==== INPUT ROWS ====

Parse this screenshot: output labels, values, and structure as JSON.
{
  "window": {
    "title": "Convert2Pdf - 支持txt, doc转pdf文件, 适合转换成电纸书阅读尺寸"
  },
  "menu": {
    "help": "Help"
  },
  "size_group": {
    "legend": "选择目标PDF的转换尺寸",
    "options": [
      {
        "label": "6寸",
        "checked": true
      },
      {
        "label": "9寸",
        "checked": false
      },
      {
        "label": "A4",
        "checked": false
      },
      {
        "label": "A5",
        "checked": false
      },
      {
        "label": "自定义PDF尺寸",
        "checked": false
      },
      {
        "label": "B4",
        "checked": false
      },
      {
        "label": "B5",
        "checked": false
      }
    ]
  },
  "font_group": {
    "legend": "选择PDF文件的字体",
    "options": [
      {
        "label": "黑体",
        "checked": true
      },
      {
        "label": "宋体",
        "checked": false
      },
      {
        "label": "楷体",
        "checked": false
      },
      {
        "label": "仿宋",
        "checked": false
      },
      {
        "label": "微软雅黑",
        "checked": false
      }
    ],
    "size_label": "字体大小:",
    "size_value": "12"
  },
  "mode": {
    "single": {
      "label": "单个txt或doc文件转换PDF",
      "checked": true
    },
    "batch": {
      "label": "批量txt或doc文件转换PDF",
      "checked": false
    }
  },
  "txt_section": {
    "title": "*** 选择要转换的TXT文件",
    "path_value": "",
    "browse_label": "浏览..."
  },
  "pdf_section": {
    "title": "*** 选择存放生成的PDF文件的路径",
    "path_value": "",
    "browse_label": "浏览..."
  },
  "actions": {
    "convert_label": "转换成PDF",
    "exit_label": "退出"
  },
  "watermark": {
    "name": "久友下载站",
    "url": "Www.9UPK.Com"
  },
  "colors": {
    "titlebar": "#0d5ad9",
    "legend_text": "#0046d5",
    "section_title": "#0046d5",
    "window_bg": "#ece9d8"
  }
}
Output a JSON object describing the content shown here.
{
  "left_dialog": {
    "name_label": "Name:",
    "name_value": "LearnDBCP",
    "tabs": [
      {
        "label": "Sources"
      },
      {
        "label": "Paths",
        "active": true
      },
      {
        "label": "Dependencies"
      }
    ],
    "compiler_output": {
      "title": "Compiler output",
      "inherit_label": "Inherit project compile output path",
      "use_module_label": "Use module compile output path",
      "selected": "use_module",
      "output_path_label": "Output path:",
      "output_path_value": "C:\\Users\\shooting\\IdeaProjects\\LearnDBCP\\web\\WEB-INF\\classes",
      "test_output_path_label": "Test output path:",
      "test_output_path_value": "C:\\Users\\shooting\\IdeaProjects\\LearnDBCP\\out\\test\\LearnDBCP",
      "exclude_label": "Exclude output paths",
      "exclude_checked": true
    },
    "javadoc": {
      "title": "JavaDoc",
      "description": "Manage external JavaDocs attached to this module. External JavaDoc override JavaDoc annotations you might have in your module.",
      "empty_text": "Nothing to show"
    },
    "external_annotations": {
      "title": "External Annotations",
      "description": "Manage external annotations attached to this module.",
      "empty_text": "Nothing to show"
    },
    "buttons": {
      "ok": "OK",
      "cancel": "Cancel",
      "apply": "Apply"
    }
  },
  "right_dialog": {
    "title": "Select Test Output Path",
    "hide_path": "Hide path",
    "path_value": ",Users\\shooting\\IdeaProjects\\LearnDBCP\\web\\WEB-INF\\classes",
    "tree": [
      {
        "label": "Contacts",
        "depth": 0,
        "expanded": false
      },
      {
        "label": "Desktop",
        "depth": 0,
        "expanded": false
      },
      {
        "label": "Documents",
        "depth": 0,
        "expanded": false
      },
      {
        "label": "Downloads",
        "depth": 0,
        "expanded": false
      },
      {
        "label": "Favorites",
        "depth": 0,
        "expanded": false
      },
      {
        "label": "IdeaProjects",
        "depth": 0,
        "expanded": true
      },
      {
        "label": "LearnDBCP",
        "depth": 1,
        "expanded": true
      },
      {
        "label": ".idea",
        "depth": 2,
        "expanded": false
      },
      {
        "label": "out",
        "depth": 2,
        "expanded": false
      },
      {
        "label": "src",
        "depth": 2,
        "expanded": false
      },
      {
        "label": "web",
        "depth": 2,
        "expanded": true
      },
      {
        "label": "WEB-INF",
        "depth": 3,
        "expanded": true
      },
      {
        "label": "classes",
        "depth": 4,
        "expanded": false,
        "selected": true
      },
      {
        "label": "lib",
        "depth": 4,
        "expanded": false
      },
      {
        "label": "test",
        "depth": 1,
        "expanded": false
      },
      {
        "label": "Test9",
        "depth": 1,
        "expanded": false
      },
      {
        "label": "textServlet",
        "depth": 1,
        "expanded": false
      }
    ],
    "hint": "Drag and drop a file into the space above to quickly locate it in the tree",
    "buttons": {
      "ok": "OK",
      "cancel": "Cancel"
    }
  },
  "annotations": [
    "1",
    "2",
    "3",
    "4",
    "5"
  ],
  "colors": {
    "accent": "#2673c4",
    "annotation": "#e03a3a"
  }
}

====

### [SET TASK]
Pull out every line holding "tree" from the records above, and copy it.

### [RESULT OF THE TASK]
    "tree": [
    "hint": "Drag and drop a file into the space above to quickly locate it in the tree",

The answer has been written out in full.